§ **Exercise materials**
(begin)
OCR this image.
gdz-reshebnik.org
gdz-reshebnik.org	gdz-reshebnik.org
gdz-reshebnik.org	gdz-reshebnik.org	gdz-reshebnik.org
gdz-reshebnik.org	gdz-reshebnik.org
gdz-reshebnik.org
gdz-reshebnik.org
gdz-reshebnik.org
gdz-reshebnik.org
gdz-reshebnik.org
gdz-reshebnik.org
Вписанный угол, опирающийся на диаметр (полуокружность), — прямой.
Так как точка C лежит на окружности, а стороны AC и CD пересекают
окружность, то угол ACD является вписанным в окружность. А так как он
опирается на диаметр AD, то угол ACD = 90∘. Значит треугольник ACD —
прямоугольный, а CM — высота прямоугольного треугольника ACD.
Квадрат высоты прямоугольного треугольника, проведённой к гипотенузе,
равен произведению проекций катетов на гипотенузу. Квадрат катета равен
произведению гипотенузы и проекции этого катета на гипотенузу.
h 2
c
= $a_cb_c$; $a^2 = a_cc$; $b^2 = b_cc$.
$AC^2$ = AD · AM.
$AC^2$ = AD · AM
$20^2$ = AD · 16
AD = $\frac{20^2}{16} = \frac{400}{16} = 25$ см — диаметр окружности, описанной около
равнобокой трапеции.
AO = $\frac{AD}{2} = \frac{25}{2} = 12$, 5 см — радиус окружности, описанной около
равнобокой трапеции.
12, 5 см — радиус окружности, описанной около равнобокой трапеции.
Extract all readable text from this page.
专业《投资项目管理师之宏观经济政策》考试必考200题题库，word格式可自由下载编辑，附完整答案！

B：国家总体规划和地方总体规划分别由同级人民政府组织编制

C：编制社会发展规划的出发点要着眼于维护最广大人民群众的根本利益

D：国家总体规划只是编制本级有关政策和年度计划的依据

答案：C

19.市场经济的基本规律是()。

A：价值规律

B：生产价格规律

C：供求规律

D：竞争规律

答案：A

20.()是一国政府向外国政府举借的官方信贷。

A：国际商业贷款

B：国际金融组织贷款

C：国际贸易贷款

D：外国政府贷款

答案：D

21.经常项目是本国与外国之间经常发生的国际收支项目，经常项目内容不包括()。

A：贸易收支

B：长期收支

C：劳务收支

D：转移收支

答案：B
(end)
§ **Work required**
Everything from the line containing "Extract all readable text from this page." through the last line of the records must be given again exactly; leave out all other lines.

§ **The answer**
Extract all readable text from this page.
专业《投资项目管理师之宏观经济政策》考试必考200题题库，word格式可自由下载编辑，附完整答案！

B：国家总体规划和地方总体规划分别由同级人民政府组织编制

C：编制社会发展规划的出发点要着眼于维护最广大人民群众的根本利益

D：国家总体规划只是编制本级有关政策和年度计划的依据

答案：C

19.市场经济的基本规律是()。

A：价值规律

B：生产价格规律

C：供求规律

D：竞争规律

答案：A

20.()是一国政府向外国政府举借的官方信贷。

A：国际商业贷款

B：国际金融组织贷款

C：国际贸易贷款

D：外国政府贷款

答案：D

21.经常项目是本国与外国之间经常发生的国际收支项目，经常项目内容不包括()。

A：贸易收支

B：长期收支

C：劳务收支

D：转移收支

答案：B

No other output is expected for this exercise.